◆ **What the task asks**:
Identify every line containing the word "from" and reproduce each one.
════════
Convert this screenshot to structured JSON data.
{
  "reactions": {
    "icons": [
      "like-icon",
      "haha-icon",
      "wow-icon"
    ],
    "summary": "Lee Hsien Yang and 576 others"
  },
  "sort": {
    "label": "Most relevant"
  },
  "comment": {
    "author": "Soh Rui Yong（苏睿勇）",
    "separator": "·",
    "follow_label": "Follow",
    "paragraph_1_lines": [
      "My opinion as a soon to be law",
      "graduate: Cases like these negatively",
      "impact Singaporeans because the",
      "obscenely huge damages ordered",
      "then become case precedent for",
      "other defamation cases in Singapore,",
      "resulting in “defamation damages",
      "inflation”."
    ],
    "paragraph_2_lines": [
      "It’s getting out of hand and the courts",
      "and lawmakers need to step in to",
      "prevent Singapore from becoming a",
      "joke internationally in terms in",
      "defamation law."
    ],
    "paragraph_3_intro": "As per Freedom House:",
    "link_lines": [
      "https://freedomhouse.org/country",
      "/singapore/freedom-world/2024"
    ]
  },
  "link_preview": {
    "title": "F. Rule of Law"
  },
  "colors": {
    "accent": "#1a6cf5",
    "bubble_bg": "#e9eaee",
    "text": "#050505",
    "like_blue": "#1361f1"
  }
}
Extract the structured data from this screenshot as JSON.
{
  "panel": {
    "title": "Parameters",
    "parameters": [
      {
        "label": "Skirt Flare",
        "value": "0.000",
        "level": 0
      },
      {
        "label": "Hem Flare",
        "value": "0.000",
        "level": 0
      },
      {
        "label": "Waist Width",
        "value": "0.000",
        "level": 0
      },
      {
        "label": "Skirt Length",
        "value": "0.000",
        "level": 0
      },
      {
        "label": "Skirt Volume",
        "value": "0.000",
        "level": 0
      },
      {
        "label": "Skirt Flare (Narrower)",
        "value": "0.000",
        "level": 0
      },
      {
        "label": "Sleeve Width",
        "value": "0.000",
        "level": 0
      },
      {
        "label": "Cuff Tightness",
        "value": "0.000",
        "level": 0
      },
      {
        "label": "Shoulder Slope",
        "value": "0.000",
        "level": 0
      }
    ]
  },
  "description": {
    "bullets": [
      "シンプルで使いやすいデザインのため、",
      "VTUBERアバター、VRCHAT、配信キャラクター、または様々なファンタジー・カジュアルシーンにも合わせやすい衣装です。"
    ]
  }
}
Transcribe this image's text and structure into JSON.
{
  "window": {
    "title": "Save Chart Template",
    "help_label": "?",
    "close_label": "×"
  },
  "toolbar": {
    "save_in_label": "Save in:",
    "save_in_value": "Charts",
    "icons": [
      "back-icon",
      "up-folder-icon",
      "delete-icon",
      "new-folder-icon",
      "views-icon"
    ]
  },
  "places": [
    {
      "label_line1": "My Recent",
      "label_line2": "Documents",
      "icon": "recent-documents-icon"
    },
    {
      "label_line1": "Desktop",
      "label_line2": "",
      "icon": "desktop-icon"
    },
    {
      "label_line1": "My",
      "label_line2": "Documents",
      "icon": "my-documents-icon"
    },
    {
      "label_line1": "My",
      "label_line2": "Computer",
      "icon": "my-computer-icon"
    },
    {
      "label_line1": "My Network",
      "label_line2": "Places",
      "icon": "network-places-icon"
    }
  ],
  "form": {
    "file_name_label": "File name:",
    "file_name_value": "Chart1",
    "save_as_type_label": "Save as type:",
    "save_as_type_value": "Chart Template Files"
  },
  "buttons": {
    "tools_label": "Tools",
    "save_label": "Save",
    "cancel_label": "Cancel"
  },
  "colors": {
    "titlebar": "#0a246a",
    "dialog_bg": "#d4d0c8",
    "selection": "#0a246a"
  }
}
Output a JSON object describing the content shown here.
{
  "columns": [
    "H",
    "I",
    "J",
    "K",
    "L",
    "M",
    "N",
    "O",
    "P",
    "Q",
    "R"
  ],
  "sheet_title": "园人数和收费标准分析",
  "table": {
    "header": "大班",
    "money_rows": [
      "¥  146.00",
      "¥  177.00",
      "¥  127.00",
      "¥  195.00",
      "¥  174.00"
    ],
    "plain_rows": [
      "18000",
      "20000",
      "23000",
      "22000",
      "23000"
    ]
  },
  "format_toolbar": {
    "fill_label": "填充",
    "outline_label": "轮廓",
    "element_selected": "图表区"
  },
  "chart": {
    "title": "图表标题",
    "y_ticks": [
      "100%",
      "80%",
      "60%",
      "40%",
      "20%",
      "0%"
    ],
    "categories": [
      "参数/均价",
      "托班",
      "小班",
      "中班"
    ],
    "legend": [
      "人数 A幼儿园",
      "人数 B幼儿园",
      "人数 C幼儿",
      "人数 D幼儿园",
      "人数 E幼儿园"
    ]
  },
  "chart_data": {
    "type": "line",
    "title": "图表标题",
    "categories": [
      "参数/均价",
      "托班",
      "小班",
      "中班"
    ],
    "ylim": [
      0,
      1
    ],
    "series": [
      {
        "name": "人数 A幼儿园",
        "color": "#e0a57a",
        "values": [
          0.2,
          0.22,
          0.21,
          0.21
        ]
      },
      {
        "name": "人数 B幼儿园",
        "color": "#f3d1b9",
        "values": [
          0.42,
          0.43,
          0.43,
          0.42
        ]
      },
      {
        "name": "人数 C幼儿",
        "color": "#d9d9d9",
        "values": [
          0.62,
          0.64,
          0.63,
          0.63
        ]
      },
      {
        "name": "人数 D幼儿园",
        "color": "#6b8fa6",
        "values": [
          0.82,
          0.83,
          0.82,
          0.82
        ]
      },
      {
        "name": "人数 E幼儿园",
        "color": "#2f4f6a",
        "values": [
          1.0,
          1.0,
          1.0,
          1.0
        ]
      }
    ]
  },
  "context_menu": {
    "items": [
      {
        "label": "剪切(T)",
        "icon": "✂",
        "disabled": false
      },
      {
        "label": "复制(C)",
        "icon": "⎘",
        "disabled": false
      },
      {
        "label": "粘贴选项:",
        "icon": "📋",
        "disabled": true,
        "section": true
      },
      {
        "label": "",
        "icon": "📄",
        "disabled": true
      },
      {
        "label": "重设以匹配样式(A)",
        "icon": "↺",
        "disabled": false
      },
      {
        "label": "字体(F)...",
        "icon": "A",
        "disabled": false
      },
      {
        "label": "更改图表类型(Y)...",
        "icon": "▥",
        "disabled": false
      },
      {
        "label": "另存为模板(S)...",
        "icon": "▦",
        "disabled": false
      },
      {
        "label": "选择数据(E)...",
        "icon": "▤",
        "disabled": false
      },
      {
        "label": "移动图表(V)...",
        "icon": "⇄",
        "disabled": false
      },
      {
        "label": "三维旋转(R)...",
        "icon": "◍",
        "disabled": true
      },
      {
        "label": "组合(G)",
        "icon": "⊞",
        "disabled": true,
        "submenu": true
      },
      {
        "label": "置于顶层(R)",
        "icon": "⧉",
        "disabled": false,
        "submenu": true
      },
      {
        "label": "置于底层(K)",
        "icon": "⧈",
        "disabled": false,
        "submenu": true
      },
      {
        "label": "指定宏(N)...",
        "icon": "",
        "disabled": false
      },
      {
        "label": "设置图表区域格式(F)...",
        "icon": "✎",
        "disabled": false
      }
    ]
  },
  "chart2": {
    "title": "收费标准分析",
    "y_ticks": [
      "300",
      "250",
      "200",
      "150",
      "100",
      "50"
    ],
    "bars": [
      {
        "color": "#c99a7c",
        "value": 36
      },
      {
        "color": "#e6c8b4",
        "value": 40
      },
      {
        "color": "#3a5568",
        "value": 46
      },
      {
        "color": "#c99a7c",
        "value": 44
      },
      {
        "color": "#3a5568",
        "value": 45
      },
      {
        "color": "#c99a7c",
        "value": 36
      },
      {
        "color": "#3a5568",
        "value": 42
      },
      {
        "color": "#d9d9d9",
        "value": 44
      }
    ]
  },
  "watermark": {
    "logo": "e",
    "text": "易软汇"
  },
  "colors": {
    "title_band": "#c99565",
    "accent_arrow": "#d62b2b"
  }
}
════════
◆ **Completed task**:
      "prevent Singapore from becoming a",
Extract the structured data from this screenshot as JSON.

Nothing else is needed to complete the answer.